## TEXTO FORNECIDO
• • • • •

Sustenta-se que o exame da dosimetria do fundo de comércio guarda intensa similitude com os princípios de mensuração de valor, portanto, possui âncora na teoria contábil do valor.
O teorema do passivo intangível pode ser representado pela seguinte proporcionalidade: quanto mais negativo for o índice de eficiência do goodwill; maior será a existência de passivo intangível. Sendo o contrário também verdadeiro: quanto maior for o índice de eficiência e dosimetria do fundo de comércio, menor será o passivo intangível e maior o ativo intangível.
Verifica-se uma relação simétrica entre o conceito de risco e de passivo intangível, pois é deveras importante, a interpretação de que essa evidenciação do passivo intangível gera reflexo, transparência, contribuindo para a credibilidade dos relatos contábeis, uma vez que considera o valor preditivo dos riscos. Já que é possível que uma gestão se prepare adequadamente para minimizar este “risco” passivo intangível, tendo uma maior probabilidade de superação das dificuldades, já que a célula social, poderá ser afetada com menos intensidade por este passivo intangível. Logo, divulgar e admitir esta informação sobre passivo intangível, no mínimo nas notas explicativas, é algo deveras relevante para os utentes dos relatórios contabilísticos, em especial, os investidores; sendo um ato ético lastreado na boa-fé e responsabilidade dos gestores, auditores e do contador.

• • • • •

## INFORMAÇÕES EXIBIDAS

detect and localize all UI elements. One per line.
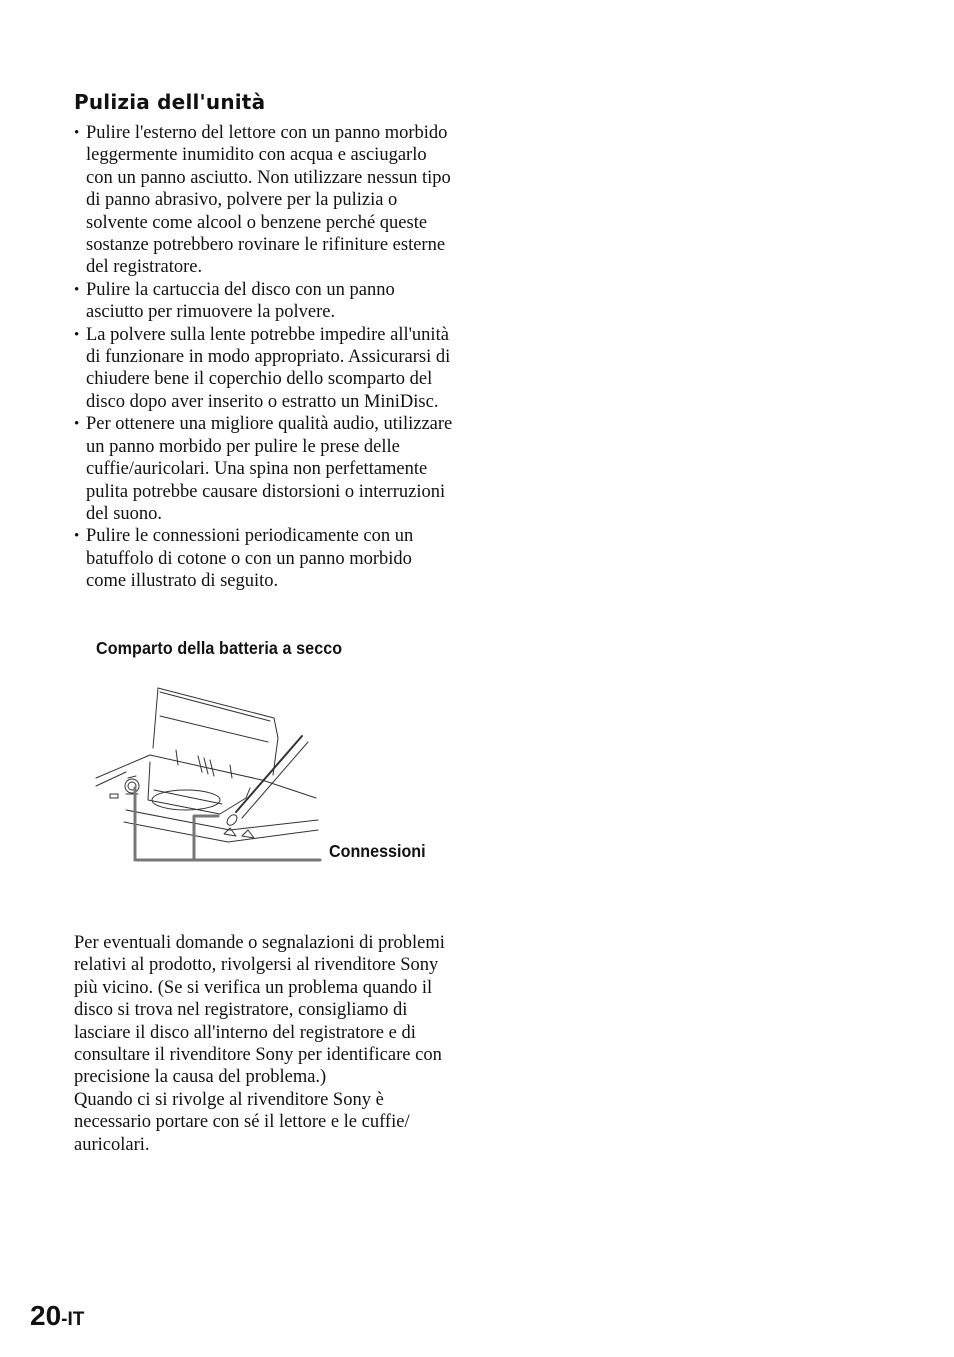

• • • • •

## INSTRUÇÕES
• A. Reescreva o trecho do texto sobre passivo intangível entre "Verifica-se uma relação" e "e do contador.", inclusive, substituindo "deveras" por "muito".
• B. Diga se cada afirmação concorda com o texto sobre passivo intangível, respondendo sim ou não e citando as palavras do texto que decidem: (i) quanto mais negativo o índice de eficiência do goodwill, maior o passivo intangível; (ii) a informação sobre passivo intangível interessa somente aos auditores; (iii) há uma relação simétrica entre risco e passivo intangível.
A listagem não tem papel algum aqui.

## RESPOSTAS EM ORDEM
• A.
Verifica-se uma relação simétrica entre o conceito de risco e de passivo intangível, pois é muito importante, a interpretação de que essa evidenciação do passivo intangível gera reflexo, transparência, contribuindo para a credibilidade dos relatos contábeis, uma vez que considera o valor preditivo dos riscos. Já que é possível que uma gestão se prepare adequadamente para minimizar este “risco” passivo intangível, tendo uma maior probabilidade de superação das dificuldades, já que a célula social, poderá ser afetada com menos intensidade por este passivo intangível. Logo, divulgar e admitir esta informação sobre passivo intangível, no mínimo nas notas explicativas, é algo muito relevante para os utentes dos relatórios contabilísticos, em especial, os investidores; sendo um ato ético lastreado na boa-fé e responsabilidade dos gestores, auditores e do contador.

• B.
(i) Sim: "quanto mais negativo for o índice de eficiência do goodwill; maior será a existência de passivo intangível".
(ii) Não: "é algo deveras relevante para os utentes dos relatórios contabilísticos, em especial, os investidores".
(iii) Sim: "Verifica-se uma relação simétrica entre o conceito de risco e de passivo intangível".